What is expected :: Lines holding the string "Hovedgaden" are the ones to copy; find them all in the data.

>> Begin

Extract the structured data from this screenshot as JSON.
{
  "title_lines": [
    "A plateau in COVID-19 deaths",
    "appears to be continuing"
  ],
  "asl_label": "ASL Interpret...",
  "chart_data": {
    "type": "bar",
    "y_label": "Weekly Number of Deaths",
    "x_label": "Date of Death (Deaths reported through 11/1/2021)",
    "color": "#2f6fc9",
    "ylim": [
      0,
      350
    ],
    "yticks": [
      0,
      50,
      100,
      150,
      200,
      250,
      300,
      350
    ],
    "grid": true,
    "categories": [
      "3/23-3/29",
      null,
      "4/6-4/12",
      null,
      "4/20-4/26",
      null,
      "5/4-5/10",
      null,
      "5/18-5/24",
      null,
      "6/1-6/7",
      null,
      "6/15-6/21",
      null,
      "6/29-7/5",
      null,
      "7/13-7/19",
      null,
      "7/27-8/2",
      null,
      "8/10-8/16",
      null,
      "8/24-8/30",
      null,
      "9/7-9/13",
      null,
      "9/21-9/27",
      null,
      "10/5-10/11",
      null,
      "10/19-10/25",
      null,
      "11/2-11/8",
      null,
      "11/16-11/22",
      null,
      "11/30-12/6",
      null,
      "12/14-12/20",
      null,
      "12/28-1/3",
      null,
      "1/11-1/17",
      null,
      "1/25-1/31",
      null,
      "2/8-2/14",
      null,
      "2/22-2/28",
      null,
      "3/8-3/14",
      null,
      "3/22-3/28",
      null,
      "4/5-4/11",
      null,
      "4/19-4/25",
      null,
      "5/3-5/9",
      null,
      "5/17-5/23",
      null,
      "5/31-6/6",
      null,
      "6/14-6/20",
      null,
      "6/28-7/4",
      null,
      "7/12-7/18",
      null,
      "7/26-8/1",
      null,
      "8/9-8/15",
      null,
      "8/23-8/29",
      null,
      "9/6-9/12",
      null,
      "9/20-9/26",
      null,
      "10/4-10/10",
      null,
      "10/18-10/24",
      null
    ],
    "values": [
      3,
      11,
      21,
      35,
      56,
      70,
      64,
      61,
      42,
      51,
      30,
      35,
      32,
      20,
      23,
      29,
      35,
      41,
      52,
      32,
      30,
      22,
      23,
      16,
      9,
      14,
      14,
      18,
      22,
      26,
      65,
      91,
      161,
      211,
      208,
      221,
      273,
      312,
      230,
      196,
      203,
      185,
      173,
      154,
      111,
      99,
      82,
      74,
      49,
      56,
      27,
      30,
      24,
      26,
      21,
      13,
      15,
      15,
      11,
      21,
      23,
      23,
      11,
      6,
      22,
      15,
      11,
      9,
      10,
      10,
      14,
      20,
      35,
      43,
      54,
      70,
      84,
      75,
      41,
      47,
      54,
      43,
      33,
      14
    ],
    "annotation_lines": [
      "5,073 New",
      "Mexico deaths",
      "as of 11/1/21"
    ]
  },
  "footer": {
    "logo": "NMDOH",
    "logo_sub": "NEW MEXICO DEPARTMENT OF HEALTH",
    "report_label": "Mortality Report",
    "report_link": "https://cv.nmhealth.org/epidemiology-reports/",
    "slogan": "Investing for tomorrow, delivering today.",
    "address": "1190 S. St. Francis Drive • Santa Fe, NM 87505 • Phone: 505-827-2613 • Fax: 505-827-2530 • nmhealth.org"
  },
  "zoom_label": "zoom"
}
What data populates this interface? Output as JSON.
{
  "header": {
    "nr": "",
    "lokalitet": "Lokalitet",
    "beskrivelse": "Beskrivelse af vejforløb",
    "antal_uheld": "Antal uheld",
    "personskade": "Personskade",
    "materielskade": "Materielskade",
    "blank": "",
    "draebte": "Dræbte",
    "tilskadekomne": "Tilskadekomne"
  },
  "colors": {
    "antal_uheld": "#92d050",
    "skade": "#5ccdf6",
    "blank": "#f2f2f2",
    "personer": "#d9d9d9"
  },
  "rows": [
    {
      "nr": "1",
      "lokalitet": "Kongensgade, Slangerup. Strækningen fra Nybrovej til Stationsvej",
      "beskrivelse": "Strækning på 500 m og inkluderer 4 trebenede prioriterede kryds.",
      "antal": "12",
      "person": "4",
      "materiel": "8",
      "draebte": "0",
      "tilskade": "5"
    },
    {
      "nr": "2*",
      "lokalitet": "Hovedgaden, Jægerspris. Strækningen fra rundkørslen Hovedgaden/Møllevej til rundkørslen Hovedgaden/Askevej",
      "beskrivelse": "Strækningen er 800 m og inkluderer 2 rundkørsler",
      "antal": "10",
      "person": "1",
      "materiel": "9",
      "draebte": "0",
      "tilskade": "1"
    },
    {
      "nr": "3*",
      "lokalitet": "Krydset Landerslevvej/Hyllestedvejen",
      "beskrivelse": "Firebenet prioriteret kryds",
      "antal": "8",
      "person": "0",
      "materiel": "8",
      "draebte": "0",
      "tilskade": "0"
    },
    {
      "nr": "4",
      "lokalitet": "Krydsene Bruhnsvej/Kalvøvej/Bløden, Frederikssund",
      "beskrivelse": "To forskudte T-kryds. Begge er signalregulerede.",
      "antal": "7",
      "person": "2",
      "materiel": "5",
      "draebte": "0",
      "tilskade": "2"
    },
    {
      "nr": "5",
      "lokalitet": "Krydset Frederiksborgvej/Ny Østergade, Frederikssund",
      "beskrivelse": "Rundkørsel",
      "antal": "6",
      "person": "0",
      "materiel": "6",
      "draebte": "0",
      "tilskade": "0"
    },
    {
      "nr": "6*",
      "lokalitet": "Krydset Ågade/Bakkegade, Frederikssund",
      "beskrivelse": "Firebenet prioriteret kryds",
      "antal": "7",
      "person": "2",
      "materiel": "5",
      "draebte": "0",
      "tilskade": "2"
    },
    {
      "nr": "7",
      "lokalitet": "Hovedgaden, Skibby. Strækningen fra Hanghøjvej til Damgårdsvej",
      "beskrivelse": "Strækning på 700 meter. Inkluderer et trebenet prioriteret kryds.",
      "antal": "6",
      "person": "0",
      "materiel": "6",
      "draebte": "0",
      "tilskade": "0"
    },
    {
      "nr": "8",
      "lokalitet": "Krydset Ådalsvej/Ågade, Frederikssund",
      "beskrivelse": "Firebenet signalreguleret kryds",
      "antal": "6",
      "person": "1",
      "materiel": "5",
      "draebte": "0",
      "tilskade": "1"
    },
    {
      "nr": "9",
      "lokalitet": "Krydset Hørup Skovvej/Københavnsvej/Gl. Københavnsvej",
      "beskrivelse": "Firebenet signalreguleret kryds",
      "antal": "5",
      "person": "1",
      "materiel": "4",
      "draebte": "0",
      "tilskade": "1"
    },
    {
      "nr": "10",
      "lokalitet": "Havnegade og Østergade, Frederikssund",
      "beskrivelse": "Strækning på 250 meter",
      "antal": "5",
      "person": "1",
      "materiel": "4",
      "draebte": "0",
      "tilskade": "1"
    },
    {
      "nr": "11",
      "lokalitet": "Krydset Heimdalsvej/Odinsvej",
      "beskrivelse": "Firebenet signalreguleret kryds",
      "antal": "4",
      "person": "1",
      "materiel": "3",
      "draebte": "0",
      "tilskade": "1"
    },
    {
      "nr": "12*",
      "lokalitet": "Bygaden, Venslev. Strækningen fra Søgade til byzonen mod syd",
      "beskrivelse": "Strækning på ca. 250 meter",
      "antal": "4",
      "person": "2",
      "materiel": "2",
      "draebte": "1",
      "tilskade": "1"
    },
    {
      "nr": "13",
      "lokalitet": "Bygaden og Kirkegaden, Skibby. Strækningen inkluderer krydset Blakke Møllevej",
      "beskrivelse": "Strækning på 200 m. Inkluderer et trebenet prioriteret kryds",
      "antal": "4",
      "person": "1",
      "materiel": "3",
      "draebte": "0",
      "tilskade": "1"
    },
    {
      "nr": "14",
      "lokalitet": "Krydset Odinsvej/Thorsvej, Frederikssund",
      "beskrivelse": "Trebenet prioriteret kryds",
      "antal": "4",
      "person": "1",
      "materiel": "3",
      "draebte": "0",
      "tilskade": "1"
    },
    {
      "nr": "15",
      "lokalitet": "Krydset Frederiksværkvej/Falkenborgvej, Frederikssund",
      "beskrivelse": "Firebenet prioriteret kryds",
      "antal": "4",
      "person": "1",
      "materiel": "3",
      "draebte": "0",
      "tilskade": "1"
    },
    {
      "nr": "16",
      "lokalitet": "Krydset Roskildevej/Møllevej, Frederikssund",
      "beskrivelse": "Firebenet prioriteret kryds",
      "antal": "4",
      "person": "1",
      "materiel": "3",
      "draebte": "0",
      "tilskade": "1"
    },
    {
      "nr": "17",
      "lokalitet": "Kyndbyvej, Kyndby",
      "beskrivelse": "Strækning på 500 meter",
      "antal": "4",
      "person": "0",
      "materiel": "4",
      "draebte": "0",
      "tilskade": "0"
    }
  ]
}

>> End

Solution to this problem ::
      "lokalitet": "Hovedgaden, Jægerspris. Strækningen fra rundkørslen Hovedgaden/Møllevej til rundkørslen Hovedgaden/Askevej",
      "lokalitet": "Hovedgaden, Skibby. Strækningen fra Hanghøjvej til Damgårdsvej",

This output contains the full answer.